#### GOAL:
Show every line in the entries below where the word "ylabel" appears.

* begin DATA LINES *

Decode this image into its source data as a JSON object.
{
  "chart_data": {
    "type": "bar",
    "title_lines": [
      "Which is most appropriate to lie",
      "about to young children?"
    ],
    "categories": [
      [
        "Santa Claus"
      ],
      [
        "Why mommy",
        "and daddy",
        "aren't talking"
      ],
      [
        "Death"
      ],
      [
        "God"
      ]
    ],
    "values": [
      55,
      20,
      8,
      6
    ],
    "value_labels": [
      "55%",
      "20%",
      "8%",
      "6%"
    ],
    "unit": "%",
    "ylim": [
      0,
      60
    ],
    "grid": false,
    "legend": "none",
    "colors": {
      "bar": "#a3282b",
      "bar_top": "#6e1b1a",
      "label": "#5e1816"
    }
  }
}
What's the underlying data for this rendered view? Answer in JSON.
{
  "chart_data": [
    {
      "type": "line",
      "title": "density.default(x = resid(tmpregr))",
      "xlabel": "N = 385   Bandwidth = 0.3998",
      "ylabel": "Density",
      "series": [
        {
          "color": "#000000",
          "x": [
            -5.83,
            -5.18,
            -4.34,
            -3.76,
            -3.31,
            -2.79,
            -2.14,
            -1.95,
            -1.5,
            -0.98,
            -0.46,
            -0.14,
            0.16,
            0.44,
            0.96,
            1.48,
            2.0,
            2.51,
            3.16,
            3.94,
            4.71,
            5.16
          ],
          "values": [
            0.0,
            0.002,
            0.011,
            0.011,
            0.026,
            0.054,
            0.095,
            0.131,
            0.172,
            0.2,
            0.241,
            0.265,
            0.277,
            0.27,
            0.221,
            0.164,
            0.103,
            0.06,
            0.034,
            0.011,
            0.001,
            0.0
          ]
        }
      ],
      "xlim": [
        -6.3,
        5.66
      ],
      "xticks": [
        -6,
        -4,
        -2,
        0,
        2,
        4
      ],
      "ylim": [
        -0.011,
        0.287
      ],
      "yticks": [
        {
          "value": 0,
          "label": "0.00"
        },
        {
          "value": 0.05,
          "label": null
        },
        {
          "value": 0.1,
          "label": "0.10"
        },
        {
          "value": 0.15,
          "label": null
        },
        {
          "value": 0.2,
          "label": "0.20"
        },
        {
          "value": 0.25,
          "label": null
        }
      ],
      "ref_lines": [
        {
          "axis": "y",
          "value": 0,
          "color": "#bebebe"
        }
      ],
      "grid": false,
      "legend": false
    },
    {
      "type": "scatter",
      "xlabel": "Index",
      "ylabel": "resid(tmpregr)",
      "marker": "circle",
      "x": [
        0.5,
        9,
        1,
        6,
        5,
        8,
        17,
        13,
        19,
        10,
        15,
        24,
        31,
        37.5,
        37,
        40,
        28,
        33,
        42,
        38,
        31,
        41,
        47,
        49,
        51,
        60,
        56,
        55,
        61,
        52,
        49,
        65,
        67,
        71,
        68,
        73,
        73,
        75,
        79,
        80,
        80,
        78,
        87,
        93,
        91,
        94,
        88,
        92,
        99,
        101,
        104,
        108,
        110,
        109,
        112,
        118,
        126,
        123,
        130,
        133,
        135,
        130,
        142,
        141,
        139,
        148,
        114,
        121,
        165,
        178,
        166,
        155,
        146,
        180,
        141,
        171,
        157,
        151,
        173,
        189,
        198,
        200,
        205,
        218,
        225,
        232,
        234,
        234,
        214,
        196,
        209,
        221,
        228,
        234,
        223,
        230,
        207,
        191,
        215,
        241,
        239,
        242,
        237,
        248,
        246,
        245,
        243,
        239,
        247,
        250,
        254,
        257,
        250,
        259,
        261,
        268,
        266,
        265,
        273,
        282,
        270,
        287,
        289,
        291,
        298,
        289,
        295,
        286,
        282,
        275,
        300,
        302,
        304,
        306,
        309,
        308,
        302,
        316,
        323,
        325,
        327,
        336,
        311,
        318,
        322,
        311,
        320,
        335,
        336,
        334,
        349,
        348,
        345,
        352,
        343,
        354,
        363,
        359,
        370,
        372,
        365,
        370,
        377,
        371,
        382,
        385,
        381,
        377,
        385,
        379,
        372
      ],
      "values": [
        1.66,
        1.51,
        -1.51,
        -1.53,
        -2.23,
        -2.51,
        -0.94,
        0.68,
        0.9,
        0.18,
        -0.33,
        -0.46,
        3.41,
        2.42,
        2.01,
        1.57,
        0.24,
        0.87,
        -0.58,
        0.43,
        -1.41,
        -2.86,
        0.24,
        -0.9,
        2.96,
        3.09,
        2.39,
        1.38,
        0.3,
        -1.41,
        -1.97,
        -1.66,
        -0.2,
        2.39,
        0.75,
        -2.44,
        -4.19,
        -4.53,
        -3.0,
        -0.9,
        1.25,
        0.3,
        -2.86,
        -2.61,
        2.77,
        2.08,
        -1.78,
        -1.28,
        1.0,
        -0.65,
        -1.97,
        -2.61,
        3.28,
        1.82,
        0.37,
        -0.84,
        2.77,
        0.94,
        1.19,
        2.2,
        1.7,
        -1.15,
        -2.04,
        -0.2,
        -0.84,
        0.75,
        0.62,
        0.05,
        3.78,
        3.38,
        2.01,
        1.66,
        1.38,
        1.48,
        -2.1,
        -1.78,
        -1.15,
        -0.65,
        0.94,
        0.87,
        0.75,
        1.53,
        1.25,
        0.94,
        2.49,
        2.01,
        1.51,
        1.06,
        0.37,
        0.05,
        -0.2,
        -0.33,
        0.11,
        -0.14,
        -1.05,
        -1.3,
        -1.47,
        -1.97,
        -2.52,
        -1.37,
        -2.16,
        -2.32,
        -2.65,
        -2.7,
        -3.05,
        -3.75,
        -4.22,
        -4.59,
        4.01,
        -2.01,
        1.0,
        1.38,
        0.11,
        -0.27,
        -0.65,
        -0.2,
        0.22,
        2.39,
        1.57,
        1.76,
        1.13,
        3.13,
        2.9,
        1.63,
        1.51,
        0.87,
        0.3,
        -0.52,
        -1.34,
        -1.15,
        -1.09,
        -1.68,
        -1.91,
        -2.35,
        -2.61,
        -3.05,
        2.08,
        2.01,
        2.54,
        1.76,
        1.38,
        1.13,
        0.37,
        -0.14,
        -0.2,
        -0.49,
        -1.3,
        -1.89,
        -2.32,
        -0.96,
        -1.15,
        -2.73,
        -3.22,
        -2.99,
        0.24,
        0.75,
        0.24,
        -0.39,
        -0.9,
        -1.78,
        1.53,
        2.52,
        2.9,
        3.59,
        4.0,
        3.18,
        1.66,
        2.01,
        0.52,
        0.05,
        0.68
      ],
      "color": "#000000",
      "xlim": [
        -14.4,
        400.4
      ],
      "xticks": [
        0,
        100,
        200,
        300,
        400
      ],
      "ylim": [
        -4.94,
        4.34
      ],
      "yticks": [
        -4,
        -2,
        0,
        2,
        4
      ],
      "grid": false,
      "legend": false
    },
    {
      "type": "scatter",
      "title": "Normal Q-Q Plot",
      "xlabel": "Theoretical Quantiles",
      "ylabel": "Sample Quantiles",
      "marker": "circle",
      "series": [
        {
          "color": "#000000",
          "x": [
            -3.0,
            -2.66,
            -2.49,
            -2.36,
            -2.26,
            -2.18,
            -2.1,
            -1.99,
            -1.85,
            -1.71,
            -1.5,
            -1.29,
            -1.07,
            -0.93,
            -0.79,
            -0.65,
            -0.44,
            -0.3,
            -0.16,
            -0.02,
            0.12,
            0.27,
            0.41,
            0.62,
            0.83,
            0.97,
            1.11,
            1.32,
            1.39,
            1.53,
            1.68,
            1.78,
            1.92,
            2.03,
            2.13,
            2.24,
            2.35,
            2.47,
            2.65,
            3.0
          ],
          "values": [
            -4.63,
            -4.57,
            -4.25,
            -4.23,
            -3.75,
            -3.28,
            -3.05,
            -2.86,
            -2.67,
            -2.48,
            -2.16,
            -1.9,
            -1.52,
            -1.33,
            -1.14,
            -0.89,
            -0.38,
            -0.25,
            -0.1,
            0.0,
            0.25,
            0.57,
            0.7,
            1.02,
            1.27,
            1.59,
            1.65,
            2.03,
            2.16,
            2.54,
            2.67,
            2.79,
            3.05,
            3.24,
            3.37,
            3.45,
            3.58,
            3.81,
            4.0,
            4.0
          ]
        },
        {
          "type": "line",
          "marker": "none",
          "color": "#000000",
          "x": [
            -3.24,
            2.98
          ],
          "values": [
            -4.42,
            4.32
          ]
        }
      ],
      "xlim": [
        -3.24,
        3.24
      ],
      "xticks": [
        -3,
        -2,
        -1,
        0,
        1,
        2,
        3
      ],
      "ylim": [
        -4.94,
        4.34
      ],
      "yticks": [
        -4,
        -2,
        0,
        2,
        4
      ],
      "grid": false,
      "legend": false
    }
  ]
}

* end DATA LINES *

#### ANSWER TO THE PROBLEM:
      "ylabel": "Density",
      "ylabel": "resid(tmpregr)",
      "ylabel": "Sample Quantiles",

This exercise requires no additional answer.